INPUT ROWS:
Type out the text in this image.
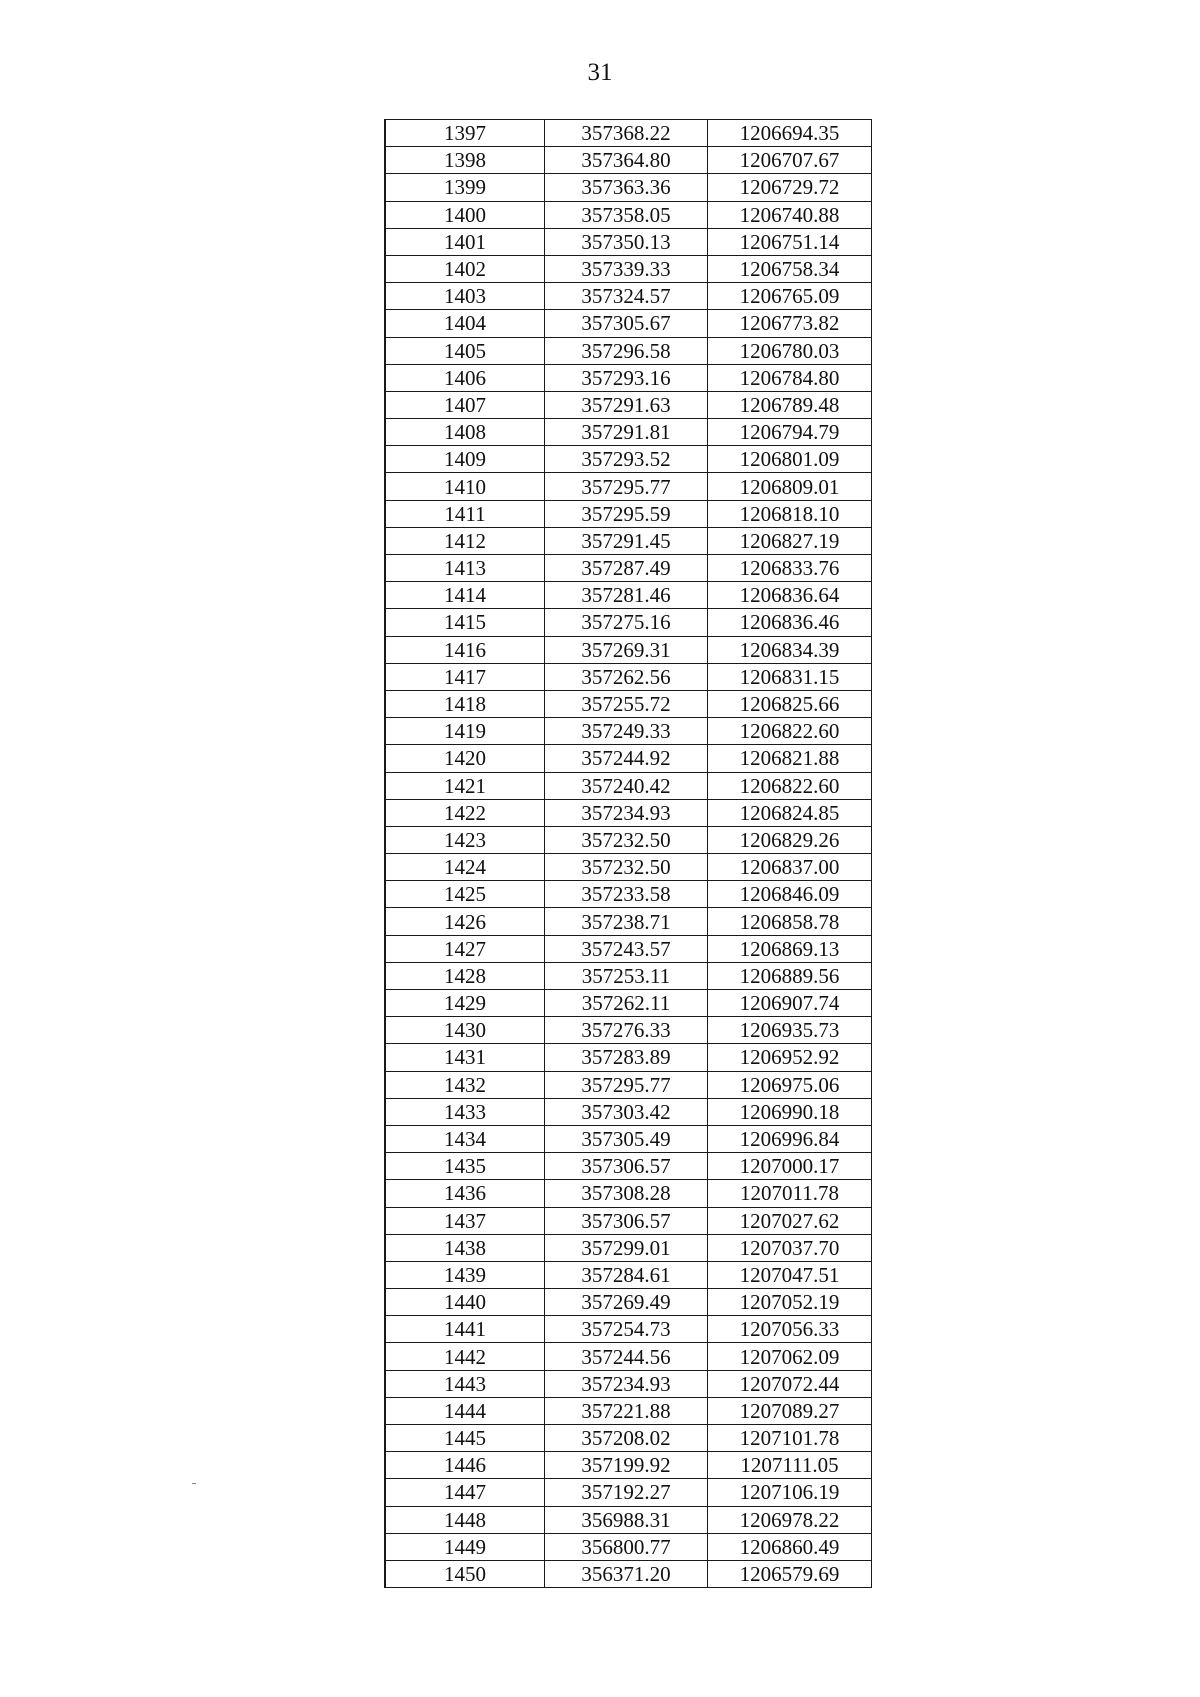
31
1397	357368.22	1206694.35
1398	357364.80	1206707.67
1399	357363.36	1206729.72
1400	357358.05	1206740.88
1401	357350.13	1206751.14
1402	357339.33	1206758.34
1403	357324.57	1206765.09
1404	357305.67	1206773.82
1405	357296.58	1206780.03
1406	357293.16	1206784.80
1407	357291.63	1206789.48
1408	357291.81	1206794.79
1409	357293.52	1206801.09
1410	357295.77	1206809.01
1411	357295.59	1206818.10
1412	357291.45	1206827.19
1413	357287.49	1206833.76
1414	357281.46	1206836.64
1415	357275.16	1206836.46
1416	357269.31	1206834.39
1417	357262.56	1206831.15
1418	357255.72	1206825.66
1419	357249.33	1206822.60
1420	357244.92	1206821.88
1421	357240.42	1206822.60
1422	357234.93	1206824.85
1423	357232.50	1206829.26
1424	357232.50	1206837.00
1425	357233.58	1206846.09
1426	357238.71	1206858.78
1427	357243.57	1206869.13
1428	357253.11	1206889.56
1429	357262.11	1206907.74
1430	357276.33	1206935.73
1431	357283.89	1206952.92
1432	357295.77	1206975.06
1433	357303.42	1206990.18
1434	357305.49	1206996.84
1435	357306.57	1207000.17
1436	357308.28	1207011.78
1437	357306.57	1207027.62
1438	357299.01	1207037.70
1439	357284.61	1207047.51
1440	357269.49	1207052.19
1441	357254.73	1207056.33
1442	357244.56	1207062.09
1443	357234.93	1207072.44
1444	357221.88	1207089.27
1445	357208.02	1207101.78
1446	357199.92	1207111.05
1447	357192.27	1207106.19
1448	356988.31	1206978.22
1449	356800.77	1206860.49
1450	356371.20	1206579.69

CHALLENGE: Set the listing down in full and exactly. Pictures within it should not appear in the copy.

ANSWER TO THIS EXERCISE:
Type out the text in this image.
31
1397	357368.22	1206694.35
1398	357364.80	1206707.67
1399	357363.36	1206729.72
1400	357358.05	1206740.88
1401	357350.13	1206751.14
1402	357339.33	1206758.34
1403	357324.57	1206765.09
1404	357305.67	1206773.82
1405	357296.58	1206780.03
1406	357293.16	1206784.80
1407	357291.63	1206789.48
1408	357291.81	1206794.79
1409	357293.52	1206801.09
1410	357295.77	1206809.01
1411	357295.59	1206818.10
1412	357291.45	1206827.19
1413	357287.49	1206833.76
1414	357281.46	1206836.64
1415	357275.16	1206836.46
1416	357269.31	1206834.39
1417	357262.56	1206831.15
1418	357255.72	1206825.66
1419	357249.33	1206822.60
1420	357244.92	1206821.88
1421	357240.42	1206822.60
1422	357234.93	1206824.85
1423	357232.50	1206829.26
1424	357232.50	1206837.00
1425	357233.58	1206846.09
1426	357238.71	1206858.78
1427	357243.57	1206869.13
1428	357253.11	1206889.56
1429	357262.11	1206907.74
1430	357276.33	1206935.73
1431	357283.89	1206952.92
1432	357295.77	1206975.06
1433	357303.42	1206990.18
1434	357305.49	1206996.84
1435	357306.57	1207000.17
1436	357308.28	1207011.78
1437	357306.57	1207027.62
1438	357299.01	1207037.70
1439	357284.61	1207047.51
1440	357269.49	1207052.19
1441	357254.73	1207056.33
1442	357244.56	1207062.09
1443	357234.93	1207072.44
1444	357221.88	1207089.27
1445	357208.02	1207101.78
1446	357199.92	1207111.05
1447	357192.27	1207106.19
1448	356988.31	1206978.22
1449	356800.77	1206860.49
1450	356371.20	1206579.69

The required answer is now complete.